Provided entries:
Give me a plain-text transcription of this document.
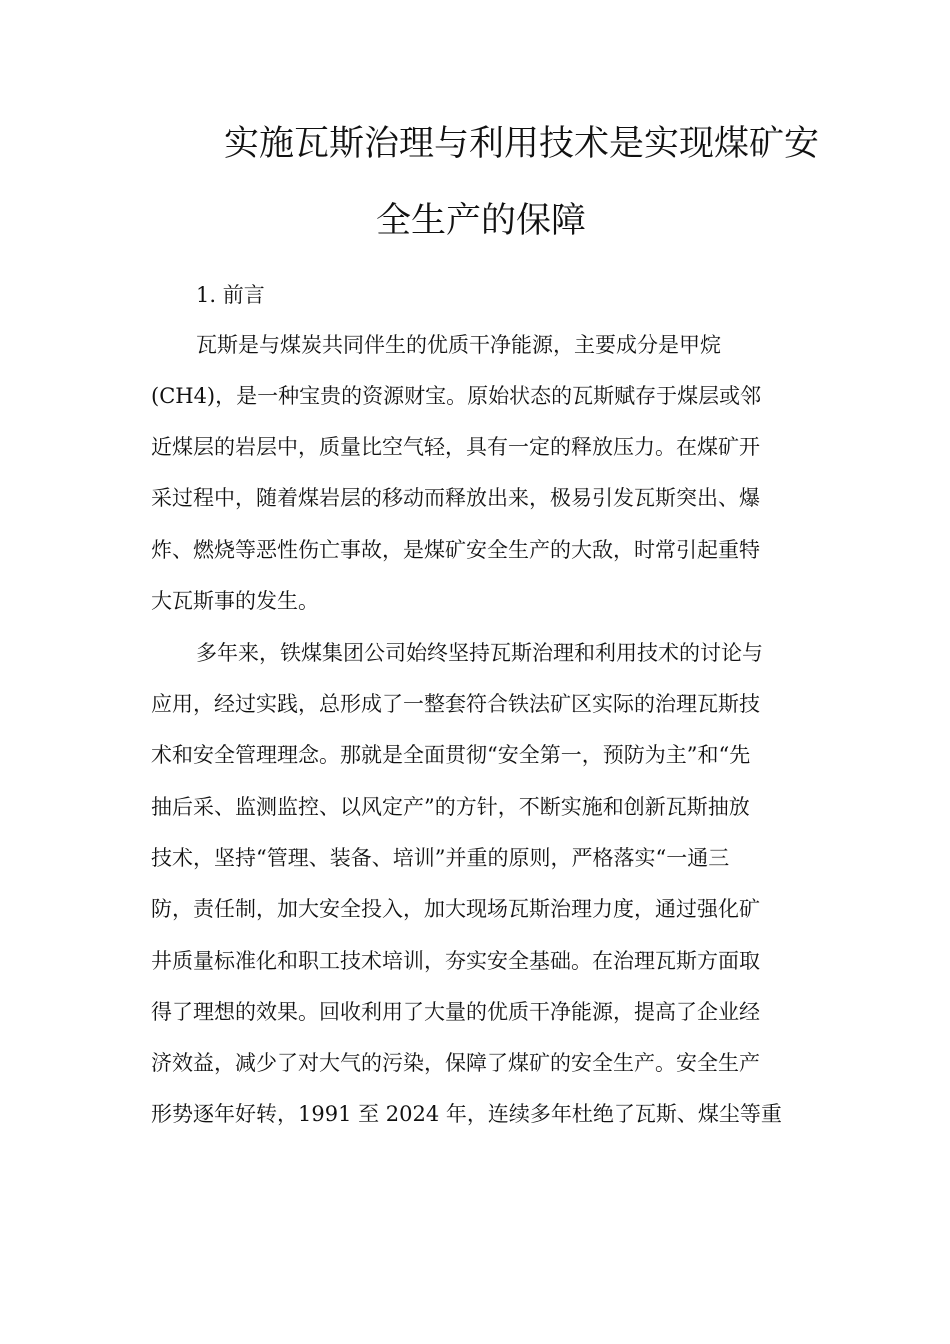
实施瓦斯治理与利用技术是实现煤矿安
全生产的保障
1. 前言
瓦斯是与煤炭共同伴生的优质干净能源，主要成分是甲烷
(CH4)，是一种宝贵的资源财宝。原始状态的瓦斯赋存于煤层或邻
近煤层的岩层中，质量比空气轻，具有一定的释放压力。在煤矿开
采过程中，随着煤岩层的移动而释放出来，极易引发瓦斯突出、爆
炸、燃烧等恶性伤亡事故，是煤矿安全生产的大敌，时常引起重特
大瓦斯事的发生。
多年来，铁煤集团公司始终坚持瓦斯治理和利用技术的讨论与
应用，经过实践，总形成了一整套符合铁法矿区实际的治理瓦斯技
术和安全管理理念。那就是全面贯彻“安全第一，预防为主”和“先
抽后采、监测监控、以风定产”的方针，不断实施和创新瓦斯抽放
技术，坚持“管理、装备、培训”并重的原则，严格落实“一通三
防，责任制，加大安全投入，加大现场瓦斯治理力度，通过强化矿
井质量标准化和职工技术培训，夯实安全基础。在治理瓦斯方面取
得了理想的效果。回收利用了大量的优质干净能源，提高了企业经
济效益，减少了对大气的污染，保障了煤矿的安全生产。安全生产
形势逐年好转，1991 至 2024 年，连续多年杜绝了瓦斯、煤尘等重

What is needed:
From the listing, extract all text exactly as given and drop any picture.

Exercise answer:
Give me a plain-text transcription of this document.
实施瓦斯治理与利用技术是实现煤矿安
全生产的保障
1. 前言
瓦斯是与煤炭共同伴生的优质干净能源，主要成分是甲烷
(CH4)，是一种宝贵的资源财宝。原始状态的瓦斯赋存于煤层或邻
近煤层的岩层中，质量比空气轻，具有一定的释放压力。在煤矿开
采过程中，随着煤岩层的移动而释放出来，极易引发瓦斯突出、爆
炸、燃烧等恶性伤亡事故，是煤矿安全生产的大敌，时常引起重特
大瓦斯事的发生。
多年来，铁煤集团公司始终坚持瓦斯治理和利用技术的讨论与
应用，经过实践，总形成了一整套符合铁法矿区实际的治理瓦斯技
术和安全管理理念。那就是全面贯彻“安全第一，预防为主”和“先
抽后采、监测监控、以风定产”的方针，不断实施和创新瓦斯抽放
技术，坚持“管理、装备、培训”并重的原则，严格落实“一通三
防，责任制，加大安全投入，加大现场瓦斯治理力度，通过强化矿
井质量标准化和职工技术培训，夯实安全基础。在治理瓦斯方面取
得了理想的效果。回收利用了大量的优质干净能源，提高了企业经
济效益，减少了对大气的污染，保障了煤矿的安全生产。安全生产
形势逐年好转，1991 至 2024 年，连续多年杜绝了瓦斯、煤尘等重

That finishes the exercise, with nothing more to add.